### Entries supplied
↓↓↓

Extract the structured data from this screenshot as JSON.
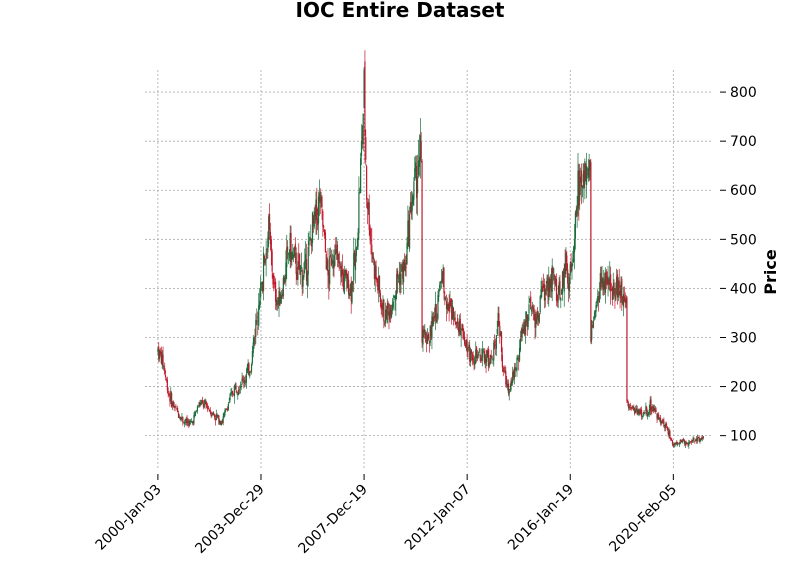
{
  "chart_data": {
    "type": "candlestick",
    "title": "IOC Entire Dataset",
    "xlabel": "",
    "ylabel": "Price",
    "grid": true,
    "ylim": [
      30,
      845
    ],
    "y_ticks": [
      100,
      200,
      300,
      400,
      500,
      600,
      700,
      800
    ],
    "x_ticks": [
      {
        "label": "2000-Jan-03",
        "year": 2000.0
      },
      {
        "label": "2003-Dec-29",
        "year": 2004.0
      },
      {
        "label": "2007-Dec-19",
        "year": 2008.0
      },
      {
        "label": "2012-Jan-07",
        "year": 2012.0
      },
      {
        "label": "2016-Jan-19",
        "year": 2016.0
      },
      {
        "label": "2020-Feb-05",
        "year": 2020.0
      }
    ],
    "xlim": [
      1999.5,
      2021.5
    ],
    "up_color": "#1a6b3a",
    "down_color": "#c0182a",
    "wick_color": "#333333",
    "approx_close_path": [
      [
        2000.0,
        275
      ],
      [
        2000.2,
        250
      ],
      [
        2000.4,
        190
      ],
      [
        2000.6,
        160
      ],
      [
        2000.8,
        145
      ],
      [
        2001.0,
        130
      ],
      [
        2001.3,
        125
      ],
      [
        2001.6,
        165
      ],
      [
        2001.9,
        160
      ],
      [
        2002.2,
        140
      ],
      [
        2002.5,
        130
      ],
      [
        2002.8,
        175
      ],
      [
        2003.0,
        200
      ],
      [
        2003.3,
        210
      ],
      [
        2003.6,
        240
      ],
      [
        2003.8,
        330
      ],
      [
        2003.95,
        400
      ],
      [
        2004.1,
        450
      ],
      [
        2004.3,
        520
      ],
      [
        2004.5,
        400
      ],
      [
        2004.7,
        370
      ],
      [
        2004.9,
        420
      ],
      [
        2005.1,
        480
      ],
      [
        2005.4,
        440
      ],
      [
        2005.7,
        430
      ],
      [
        2006.0,
        520
      ],
      [
        2006.3,
        580
      ],
      [
        2006.6,
        420
      ],
      [
        2006.8,
        480
      ],
      [
        2007.0,
        450
      ],
      [
        2007.2,
        420
      ],
      [
        2007.5,
        400
      ],
      [
        2007.7,
        470
      ],
      [
        2007.9,
        680
      ],
      [
        2008.0,
        800
      ],
      [
        2008.1,
        600
      ],
      [
        2008.3,
        480
      ],
      [
        2008.5,
        410
      ],
      [
        2008.8,
        340
      ],
      [
        2009.0,
        360
      ],
      [
        2009.3,
        420
      ],
      [
        2009.6,
        440
      ],
      [
        2009.8,
        560
      ],
      [
        2010.0,
        620
      ],
      [
        2010.15,
        680
      ],
      [
        2010.25,
        300
      ],
      [
        2010.5,
        300
      ],
      [
        2010.8,
        350
      ],
      [
        2011.0,
        430
      ],
      [
        2011.3,
        360
      ],
      [
        2011.6,
        340
      ],
      [
        2011.9,
        300
      ],
      [
        2012.1,
        270
      ],
      [
        2012.4,
        255
      ],
      [
        2012.7,
        265
      ],
      [
        2013.0,
        255
      ],
      [
        2013.2,
        350
      ],
      [
        2013.4,
        230
      ],
      [
        2013.6,
        200
      ],
      [
        2013.9,
        240
      ],
      [
        2014.1,
        300
      ],
      [
        2014.4,
        360
      ],
      [
        2014.7,
        340
      ],
      [
        2015.0,
        400
      ],
      [
        2015.3,
        420
      ],
      [
        2015.6,
        380
      ],
      [
        2015.8,
        440
      ],
      [
        2016.0,
        420
      ],
      [
        2016.3,
        600
      ],
      [
        2016.5,
        640
      ],
      [
        2016.8,
        300
      ],
      [
        2016.9,
        320
      ],
      [
        2017.2,
        420
      ],
      [
        2017.5,
        390
      ],
      [
        2017.8,
        410
      ],
      [
        2018.0,
        390
      ],
      [
        2018.2,
        170
      ],
      [
        2018.5,
        150
      ],
      [
        2018.8,
        145
      ],
      [
        2019.1,
        160
      ],
      [
        2019.4,
        140
      ],
      [
        2019.7,
        120
      ],
      [
        2020.0,
        80
      ],
      [
        2020.3,
        90
      ],
      [
        2020.6,
        85
      ],
      [
        2020.9,
        95
      ],
      [
        2021.2,
        90
      ]
    ]
  }
}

↑↑↑

### Task objective
Lines from the records above that hold "year" are the ones to list.

### Task response
        "year": 2000.0
        "year": 2004.0
        "year": 2008.0
        "year": 2012.0
        "year": 2016.0
        "year": 2020.0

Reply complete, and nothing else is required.